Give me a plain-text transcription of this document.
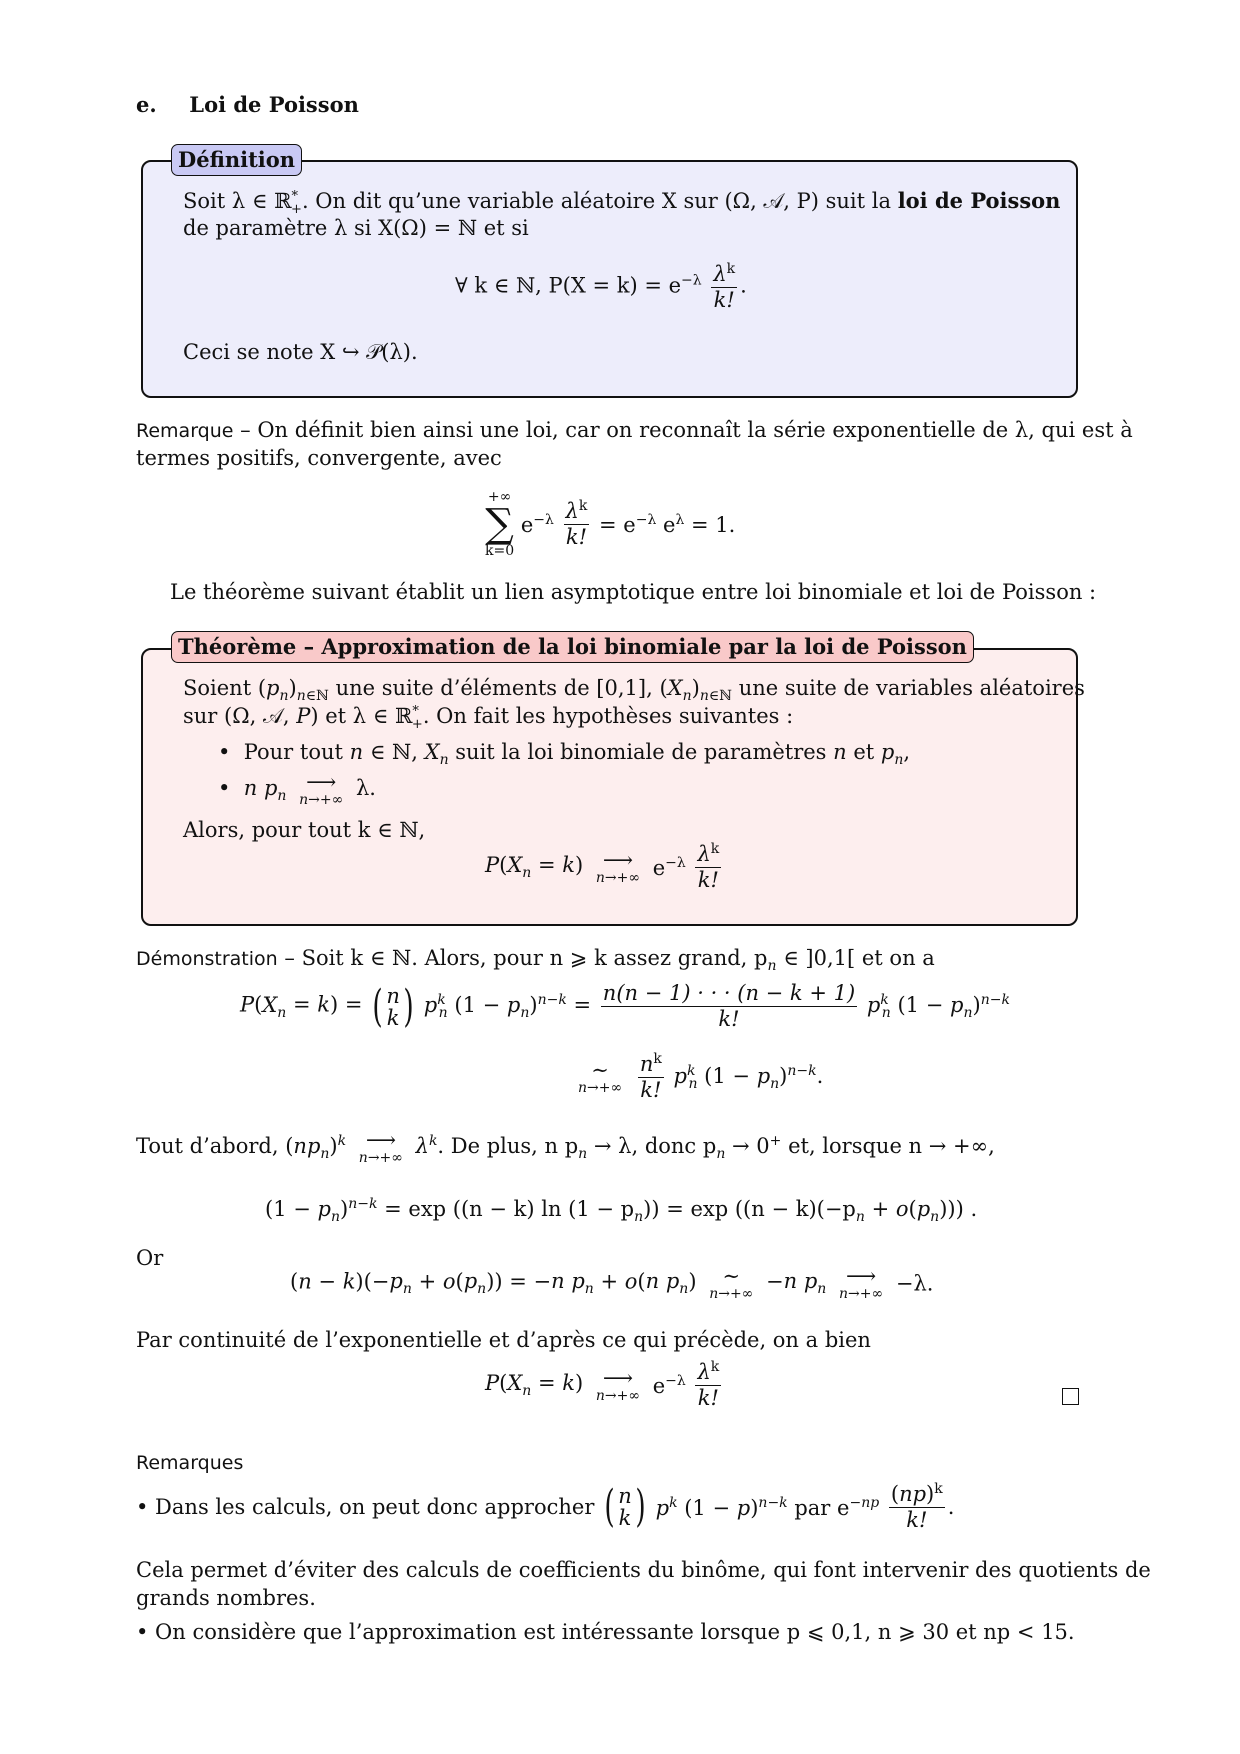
e. Loi de Poisson
Définition
Soit λ ∈ ℝ*$_+$. On dit qu’une variable aléatoire X sur (Ω, 𝒜, P) suit la loi de Poisson
de paramètre λ si X(Ω) = ℕ et si
∀ k ∈ ℕ, $P(X = k) = e^{-\lambda} \frac{\lambda^k}{k!}$ .
Ceci se note X ↪ 𝒫(λ).
Remarque – On définit bien ainsi une loi, car on reconnaît la série exponentielle de λ, qui est à
termes positifs, convergente, avec
+∞
∑
k=0
$e^{-\lambda} \frac{\lambda^k}{k!} = e^{-\lambda}$ $e^\lambda = 1$.
Le théorème suivant établit un lien asymptotique entre loi binomiale et loi de Poisson :
Théorème – Approximation de la loi binomiale par la loi de Poisson
Soient $(p_n)_{n\in ℕ}$ une suite d’éléments de [0,1], $(X_n)_{n\in ℕ}$ une suite de variables aléatoires
sur (Ω, 𝒜, P) et λ ∈ ℝ*$_+$. On fait les hypothèses suivantes :
•  Pour tout n ∈ ℕ, $X_n$ suit la loi binomiale de paramètres n et $p_n$,
•  n $p_n$
⟶
n→+∞ λ.
Alors, pour tout k ∈ ℕ,
$P(X_n = k)$ ⟶
n→+∞ $e^{-\lambda} \frac{\lambda^k}{k!}$
Démonstration – Soit k ∈ ℕ. Alors, pour n ⩾ k assez grand, $p_n$ ∈ ]0,1[ et on a
$P(X_n = k)$ = ( n
k ) $p^k_n$ $(1 - p_n)^{n-k} = \frac{n(n - 1) \cdot \cdot \cdot (n - k + 1)}{k!} p^k_n$ $(1 - p_n)^{n-k}$
∼
n→+∞
$\frac{n^k}{k!} p^k_n$ $(1 - p_n)^{n-k}$.
Tout d’abord, $(np_n)^k$ ⟶
n→+∞ $\lambda^k$. De plus, n $p_n \to \lambda$, donc $p_n \to 0^+$ et, lorsque n → +∞,
$(1 - p_n)^{n-k} = \exp ((n - k)$ $\ln (1 - p_n)) = \exp ((n - k)(-p_n + o(p_n)))$ .
Or
$(n - k)(-p_n + o(p_n)) = -n$ $p_n + o(n$ $p_n$) ∼
n→+∞
−n $p_n$
⟶
n→+∞ −λ.
Par continuité de l’exponentielle et d’après ce qui précède, on a bien
$P(X_n = k)$ ⟶
n→+∞ $e^{-\lambda} \frac{\lambda^k}{k!}$
Remarques
• Dans les calculs, on peut donc approcher ( n
k ) $p^k$ $(1 - p)^{n-k}$ par $e^{-np} \frac{(np)^k}{k!}$ .
Cela permet d’éviter des calculs de coefficients du binôme, qui font intervenir des quotients de
grands nombres.
• On considère que l’approximation est intéressante lorsque p ⩽ 0,1, n ⩾ 30 et np < 15.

◆ Challenge: In the entries above, identify every line with the string "binomiale".

◆ Correct output:
Le théorème suivant établit un lien asymptotique entre loi binomiale et loi de Poisson :
Théorème – Approximation de la loi binomiale par la loi de Poisson
•  Pour tout n ∈ ℕ, $X_n$ suit la loi binomiale de paramètres n et $p_n$,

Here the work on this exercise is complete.